Part of a data file:

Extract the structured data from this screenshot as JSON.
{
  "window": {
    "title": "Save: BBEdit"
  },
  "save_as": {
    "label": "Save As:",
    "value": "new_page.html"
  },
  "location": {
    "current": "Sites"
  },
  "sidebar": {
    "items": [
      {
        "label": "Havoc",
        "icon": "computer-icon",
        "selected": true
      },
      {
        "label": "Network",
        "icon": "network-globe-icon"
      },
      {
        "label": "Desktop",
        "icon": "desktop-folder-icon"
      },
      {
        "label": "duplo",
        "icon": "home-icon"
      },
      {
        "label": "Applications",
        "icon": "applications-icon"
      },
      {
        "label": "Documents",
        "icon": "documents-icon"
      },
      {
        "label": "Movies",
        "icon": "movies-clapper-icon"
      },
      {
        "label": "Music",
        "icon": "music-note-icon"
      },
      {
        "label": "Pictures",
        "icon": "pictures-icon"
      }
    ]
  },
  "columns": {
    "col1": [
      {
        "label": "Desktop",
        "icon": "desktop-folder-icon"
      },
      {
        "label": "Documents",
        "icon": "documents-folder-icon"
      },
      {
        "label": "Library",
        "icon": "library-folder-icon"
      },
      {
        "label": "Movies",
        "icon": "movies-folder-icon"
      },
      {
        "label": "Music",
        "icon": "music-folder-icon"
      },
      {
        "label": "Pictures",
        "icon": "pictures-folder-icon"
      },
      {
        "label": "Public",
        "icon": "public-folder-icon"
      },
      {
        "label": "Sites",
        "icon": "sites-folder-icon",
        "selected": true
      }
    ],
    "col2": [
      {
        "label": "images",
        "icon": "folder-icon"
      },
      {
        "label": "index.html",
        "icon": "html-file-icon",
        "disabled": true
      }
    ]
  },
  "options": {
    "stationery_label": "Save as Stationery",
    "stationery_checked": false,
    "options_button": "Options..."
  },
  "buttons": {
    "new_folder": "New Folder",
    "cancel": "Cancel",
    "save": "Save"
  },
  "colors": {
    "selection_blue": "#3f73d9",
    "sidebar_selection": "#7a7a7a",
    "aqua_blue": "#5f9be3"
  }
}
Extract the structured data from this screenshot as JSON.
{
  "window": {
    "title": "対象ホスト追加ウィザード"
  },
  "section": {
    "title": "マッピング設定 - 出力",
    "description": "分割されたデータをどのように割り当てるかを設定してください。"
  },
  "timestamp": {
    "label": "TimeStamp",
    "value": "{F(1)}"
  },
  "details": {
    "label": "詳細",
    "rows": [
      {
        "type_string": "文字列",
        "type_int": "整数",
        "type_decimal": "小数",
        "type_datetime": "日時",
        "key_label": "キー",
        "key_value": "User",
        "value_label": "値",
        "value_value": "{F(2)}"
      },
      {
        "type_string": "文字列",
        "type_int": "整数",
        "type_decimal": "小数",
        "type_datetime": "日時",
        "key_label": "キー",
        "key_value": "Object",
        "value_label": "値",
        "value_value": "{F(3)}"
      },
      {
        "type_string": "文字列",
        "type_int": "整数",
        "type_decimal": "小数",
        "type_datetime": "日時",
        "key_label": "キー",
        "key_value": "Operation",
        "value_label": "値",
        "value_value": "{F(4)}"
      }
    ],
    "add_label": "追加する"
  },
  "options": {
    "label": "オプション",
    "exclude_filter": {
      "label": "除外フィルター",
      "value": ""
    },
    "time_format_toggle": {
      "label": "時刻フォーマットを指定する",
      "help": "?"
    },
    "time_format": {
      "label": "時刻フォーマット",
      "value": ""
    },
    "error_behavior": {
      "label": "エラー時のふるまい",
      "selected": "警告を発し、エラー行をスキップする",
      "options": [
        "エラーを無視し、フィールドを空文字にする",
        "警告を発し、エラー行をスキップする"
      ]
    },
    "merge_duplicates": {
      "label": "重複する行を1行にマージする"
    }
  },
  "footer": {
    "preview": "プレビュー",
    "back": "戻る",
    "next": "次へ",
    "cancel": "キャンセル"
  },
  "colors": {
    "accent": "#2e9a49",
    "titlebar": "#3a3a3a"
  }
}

● Requirement: Copy out all of the data exactly, leaving nothing out.

● Finished task:
Extract the structured data from this screenshot as JSON.
{
  "window": {
    "title": "Save: BBEdit"
  },
  "save_as": {
    "label": "Save As:",
    "value": "new_page.html"
  },
  "location": {
    "current": "Sites"
  },
  "sidebar": {
    "items": [
      {
        "label": "Havoc",
        "icon": "computer-icon",
        "selected": true
      },
      {
        "label": "Network",
        "icon": "network-globe-icon"
      },
      {
        "label": "Desktop",
        "icon": "desktop-folder-icon"
      },
      {
        "label": "duplo",
        "icon": "home-icon"
      },
      {
        "label": "Applications",
        "icon": "applications-icon"
      },
      {
        "label": "Documents",
        "icon": "documents-icon"
      },
      {
        "label": "Movies",
        "icon": "movies-clapper-icon"
      },
      {
        "label": "Music",
        "icon": "music-note-icon"
      },
      {
        "label": "Pictures",
        "icon": "pictures-icon"
      }
    ]
  },
  "columns": {
    "col1": [
      {
        "label": "Desktop",
        "icon": "desktop-folder-icon"
      },
      {
        "label": "Documents",
        "icon": "documents-folder-icon"
      },
      {
        "label": "Library",
        "icon": "library-folder-icon"
      },
      {
        "label": "Movies",
        "icon": "movies-folder-icon"
      },
      {
        "label": "Music",
        "icon": "music-folder-icon"
      },
      {
        "label": "Pictures",
        "icon": "pictures-folder-icon"
      },
      {
        "label": "Public",
        "icon": "public-folder-icon"
      },
      {
        "label": "Sites",
        "icon": "sites-folder-icon",
        "selected": true
      }
    ],
    "col2": [
      {
        "label": "images",
        "icon": "folder-icon"
      },
      {
        "label": "index.html",
        "icon": "html-file-icon",
        "disabled": true
      }
    ]
  },
  "options": {
    "stationery_label": "Save as Stationery",
    "stationery_checked": false,
    "options_button": "Options..."
  },
  "buttons": {
    "new_folder": "New Folder",
    "cancel": "Cancel",
    "save": "Save"
  },
  "colors": {
    "selection_blue": "#3f73d9",
    "sidebar_selection": "#7a7a7a",
    "aqua_blue": "#5f9be3"
  }
}
Extract the structured data from this screenshot as JSON.
{
  "window": {
    "title": "対象ホスト追加ウィザード"
  },
  "section": {
    "title": "マッピング設定 - 出力",
    "description": "分割されたデータをどのように割り当てるかを設定してください。"
  },
  "timestamp": {
    "label": "TimeStamp",
    "value": "{F(1)}"
  },
  "details": {
    "label": "詳細",
    "rows": [
      {
        "type_string": "文字列",
        "type_int": "整数",
        "type_decimal": "小数",
        "type_datetime": "日時",
        "key_label": "キー",
        "key_value": "User",
        "value_label": "値",
        "value_value": "{F(2)}"
      },
      {
        "type_string": "文字列",
        "type_int": "整数",
        "type_decimal": "小数",
        "type_datetime": "日時",
        "key_label": "キー",
        "key_value": "Object",
        "value_label": "値",
        "value_value": "{F(3)}"
      },
      {
        "type_string": "文字列",
        "type_int": "整数",
        "type_decimal": "小数",
        "type_datetime": "日時",
        "key_label": "キー",
        "key_value": "Operation",
        "value_label": "値",
        "value_value": "{F(4)}"
      }
    ],
    "add_label": "追加する"
  },
  "options": {
    "label": "オプション",
    "exclude_filter": {
      "label": "除外フィルター",
      "value": ""
    },
    "time_format_toggle": {
      "label": "時刻フォーマットを指定する",
      "help": "?"
    },
    "time_format": {
      "label": "時刻フォーマット",
      "value": ""
    },
    "error_behavior": {
      "label": "エラー時のふるまい",
      "selected": "警告を発し、エラー行をスキップする",
      "options": [
        "エラーを無視し、フィールドを空文字にする",
        "警告を発し、エラー行をスキップする"
      ]
    },
    "merge_duplicates": {
      "label": "重複する行を1行にマージする"
    }
  },
  "footer": {
    "preview": "プレビュー",
    "back": "戻る",
    "next": "次へ",
    "cancel": "キャンセル"
  },
  "colors": {
    "accent": "#2e9a49",
    "titlebar": "#3a3a3a"
  }
}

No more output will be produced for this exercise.